▸ **INSTRUCTIONS TO FOLLOW**:
Repeat every line of the listing below exactly, minus the pictures.

Items listed in a dataset:

>>>>>

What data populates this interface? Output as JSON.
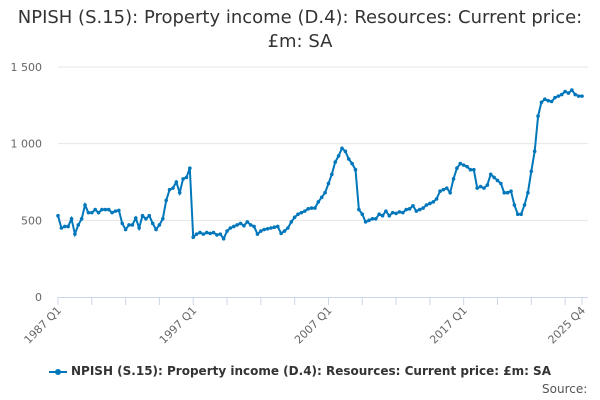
{
  "chart_data": {
    "type": "line",
    "title": "NPISH (S.15): Property income (D.4): Resources: Current price: £m: SA",
    "xlabel": "",
    "ylabel": "",
    "ylim": [
      0,
      1500
    ],
    "yticks": [
      0,
      500,
      1000,
      1500
    ],
    "ytick_labels": [
      "0",
      "500",
      "1 000",
      "1 500"
    ],
    "xtick_labels": [
      "1987 Q1",
      "1997 Q1",
      "2007 Q1",
      "2017 Q1",
      "2025 Q4"
    ],
    "grid": "horizontal",
    "legend_placement": "bottom",
    "color": "#0077bb",
    "series": [
      {
        "name": "NPISH (S.15): Property income (D.4): Resources: Current price: £m: SA",
        "quarterly_values_by_year": {
          "1987": [
            530,
            450,
            460,
            460
          ],
          "1988": [
            510,
            410,
            470,
            510
          ],
          "1989": [
            600,
            550,
            550,
            570
          ],
          "1990": [
            550,
            570,
            570,
            570
          ],
          "1991": [
            550,
            560,
            565,
            480
          ],
          "1992": [
            440,
            470,
            470,
            515
          ],
          "1993": [
            450,
            530,
            510,
            530
          ],
          "1994": [
            480,
            440,
            470,
            510
          ],
          "1995": [
            630,
            700,
            710,
            750
          ],
          "1996": [
            680,
            770,
            780,
            840
          ],
          "1997": [
            390,
            410,
            420,
            410
          ],
          "1998": [
            420,
            415,
            420,
            405
          ],
          "1999": [
            410,
            380,
            430,
            450
          ],
          "2000": [
            460,
            470,
            480,
            465
          ],
          "2001": [
            490,
            470,
            460,
            410
          ],
          "2002": [
            430,
            440,
            445,
            450
          ],
          "2003": [
            455,
            460,
            415,
            430
          ],
          "2004": [
            450,
            490,
            520,
            540
          ],
          "2005": [
            550,
            560,
            575,
            580
          ],
          "2006": [
            580,
            620,
            650,
            680
          ],
          "2007": [
            740,
            800,
            880,
            920
          ],
          "2008": [
            970,
            950,
            900,
            870
          ],
          "2009": [
            830,
            570,
            540,
            490
          ],
          "2010": [
            500,
            510,
            510,
            540
          ],
          "2011": [
            530,
            560,
            530,
            550
          ],
          "2012": [
            545,
            555,
            550,
            570
          ],
          "2013": [
            575,
            595,
            560,
            570
          ],
          "2014": [
            580,
            600,
            610,
            620
          ],
          "2015": [
            640,
            690,
            700,
            710
          ],
          "2016": [
            680,
            770,
            840,
            870
          ],
          "2017": [
            860,
            850,
            830,
            830
          ],
          "2018": [
            710,
            720,
            710,
            730
          ],
          "2019": [
            800,
            780,
            760,
            740
          ],
          "2020": [
            680,
            680,
            690,
            600
          ],
          "2021": [
            540,
            540,
            600,
            680
          ],
          "2022": [
            820,
            950,
            1180,
            1270
          ],
          "2023": [
            1290,
            1280,
            1275,
            1300
          ],
          "2024": [
            1310,
            1320,
            1340,
            1330
          ],
          "2025": [
            1350,
            1320,
            1310,
            1310
          ]
        }
      }
    ]
  },
  "source_label": "Source:"
}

<<<<<

▸ **TASK RESULT**:
What data populates this interface? Output as JSON.
{
  "chart_data": {
    "type": "line",
    "title": "NPISH (S.15): Property income (D.4): Resources: Current price: £m: SA",
    "xlabel": "",
    "ylabel": "",
    "ylim": [
      0,
      1500
    ],
    "yticks": [
      0,
      500,
      1000,
      1500
    ],
    "ytick_labels": [
      "0",
      "500",
      "1 000",
      "1 500"
    ],
    "xtick_labels": [
      "1987 Q1",
      "1997 Q1",
      "2007 Q1",
      "2017 Q1",
      "2025 Q4"
    ],
    "grid": "horizontal",
    "legend_placement": "bottom",
    "color": "#0077bb",
    "series": [
      {
        "name": "NPISH (S.15): Property income (D.4): Resources: Current price: £m: SA",
        "quarterly_values_by_year": {
          "1987": [
            530,
            450,
            460,
            460
          ],
          "1988": [
            510,
            410,
            470,
            510
          ],
          "1989": [
            600,
            550,
            550,
            570
          ],
          "1990": [
            550,
            570,
            570,
            570
          ],
          "1991": [
            550,
            560,
            565,
            480
          ],
          "1992": [
            440,
            470,
            470,
            515
          ],
          "1993": [
            450,
            530,
            510,
            530
          ],
          "1994": [
            480,
            440,
            470,
            510
          ],
          "1995": [
            630,
            700,
            710,
            750
          ],
          "1996": [
            680,
            770,
            780,
            840
          ],
          "1997": [
            390,
            410,
            420,
            410
          ],
          "1998": [
            420,
            415,
            420,
            405
          ],
          "1999": [
            410,
            380,
            430,
            450
          ],
          "2000": [
            460,
            470,
            480,
            465
          ],
          "2001": [
            490,
            470,
            460,
            410
          ],
          "2002": [
            430,
            440,
            445,
            450
          ],
          "2003": [
            455,
            460,
            415,
            430
          ],
          "2004": [
            450,
            490,
            520,
            540
          ],
          "2005": [
            550,
            560,
            575,
            580
          ],
          "2006": [
            580,
            620,
            650,
            680
          ],
          "2007": [
            740,
            800,
            880,
            920
          ],
          "2008": [
            970,
            950,
            900,
            870
          ],
          "2009": [
            830,
            570,
            540,
            490
          ],
          "2010": [
            500,
            510,
            510,
            540
          ],
          "2011": [
            530,
            560,
            530,
            550
          ],
          "2012": [
            545,
            555,
            550,
            570
          ],
          "2013": [
            575,
            595,
            560,
            570
          ],
          "2014": [
            580,
            600,
            610,
            620
          ],
          "2015": [
            640,
            690,
            700,
            710
          ],
          "2016": [
            680,
            770,
            840,
            870
          ],
          "2017": [
            860,
            850,
            830,
            830
          ],
          "2018": [
            710,
            720,
            710,
            730
          ],
          "2019": [
            800,
            780,
            760,
            740
          ],
          "2020": [
            680,
            680,
            690,
            600
          ],
          "2021": [
            540,
            540,
            600,
            680
          ],
          "2022": [
            820,
            950,
            1180,
            1270
          ],
          "2023": [
            1290,
            1280,
            1275,
            1300
          ],
          "2024": [
            1310,
            1320,
            1340,
            1330
          ],
          "2025": [
            1350,
            1320,
            1310,
            1310
          ]
        }
      }
    ]
  },
  "source_label": "Source:"
}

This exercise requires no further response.